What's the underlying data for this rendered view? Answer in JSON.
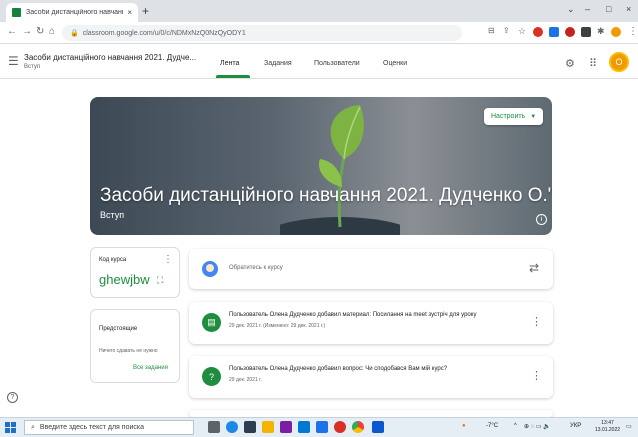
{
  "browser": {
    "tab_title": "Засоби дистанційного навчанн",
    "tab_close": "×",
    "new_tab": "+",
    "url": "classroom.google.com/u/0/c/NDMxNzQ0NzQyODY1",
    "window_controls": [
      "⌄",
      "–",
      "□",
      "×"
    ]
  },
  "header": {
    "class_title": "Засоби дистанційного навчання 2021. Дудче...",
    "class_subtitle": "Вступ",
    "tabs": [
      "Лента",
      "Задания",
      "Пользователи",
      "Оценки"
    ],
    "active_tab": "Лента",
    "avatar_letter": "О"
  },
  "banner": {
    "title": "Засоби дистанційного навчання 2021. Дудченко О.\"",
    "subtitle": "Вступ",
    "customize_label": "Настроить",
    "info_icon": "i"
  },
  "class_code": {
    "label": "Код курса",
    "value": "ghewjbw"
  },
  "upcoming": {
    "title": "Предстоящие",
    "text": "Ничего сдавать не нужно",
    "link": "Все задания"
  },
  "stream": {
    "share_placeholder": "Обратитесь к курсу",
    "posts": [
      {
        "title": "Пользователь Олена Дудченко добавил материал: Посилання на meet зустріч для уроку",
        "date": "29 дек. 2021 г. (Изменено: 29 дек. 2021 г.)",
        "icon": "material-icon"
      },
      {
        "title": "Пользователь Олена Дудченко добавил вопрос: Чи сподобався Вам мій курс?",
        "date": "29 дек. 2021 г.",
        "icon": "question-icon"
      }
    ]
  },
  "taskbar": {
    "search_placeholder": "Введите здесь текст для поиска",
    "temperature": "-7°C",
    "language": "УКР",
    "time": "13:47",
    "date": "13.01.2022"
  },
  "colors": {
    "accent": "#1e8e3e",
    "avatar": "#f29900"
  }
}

=== Task prompt ===
Pictures don't belong in the copy. Restate all the entries exactly.

=== Result ===
What's the underlying data for this rendered view? Answer in JSON.
{
  "browser": {
    "tab_title": "Засоби дистанційного навчанн",
    "tab_close": "×",
    "new_tab": "+",
    "url": "classroom.google.com/u/0/c/NDMxNzQ0NzQyODY1",
    "window_controls": [
      "⌄",
      "–",
      "□",
      "×"
    ]
  },
  "header": {
    "class_title": "Засоби дистанційного навчання 2021. Дудче...",
    "class_subtitle": "Вступ",
    "tabs": [
      "Лента",
      "Задания",
      "Пользователи",
      "Оценки"
    ],
    "active_tab": "Лента",
    "avatar_letter": "О"
  },
  "banner": {
    "title": "Засоби дистанційного навчання 2021. Дудченко О.\"",
    "subtitle": "Вступ",
    "customize_label": "Настроить",
    "info_icon": "i"
  },
  "class_code": {
    "label": "Код курса",
    "value": "ghewjbw"
  },
  "upcoming": {
    "title": "Предстоящие",
    "text": "Ничего сдавать не нужно",
    "link": "Все задания"
  },
  "stream": {
    "share_placeholder": "Обратитесь к курсу",
    "posts": [
      {
        "title": "Пользователь Олена Дудченко добавил материал: Посилання на meet зустріч для уроку",
        "date": "29 дек. 2021 г. (Изменено: 29 дек. 2021 г.)",
        "icon": "material-icon"
      },
      {
        "title": "Пользователь Олена Дудченко добавил вопрос: Чи сподобався Вам мій курс?",
        "date": "29 дек. 2021 г.",
        "icon": "question-icon"
      }
    ]
  },
  "taskbar": {
    "search_placeholder": "Введите здесь текст для поиска",
    "temperature": "-7°C",
    "language": "УКР",
    "time": "13:47",
    "date": "13.01.2022"
  },
  "colors": {
    "accent": "#1e8e3e",
    "avatar": "#f29900"
  }
}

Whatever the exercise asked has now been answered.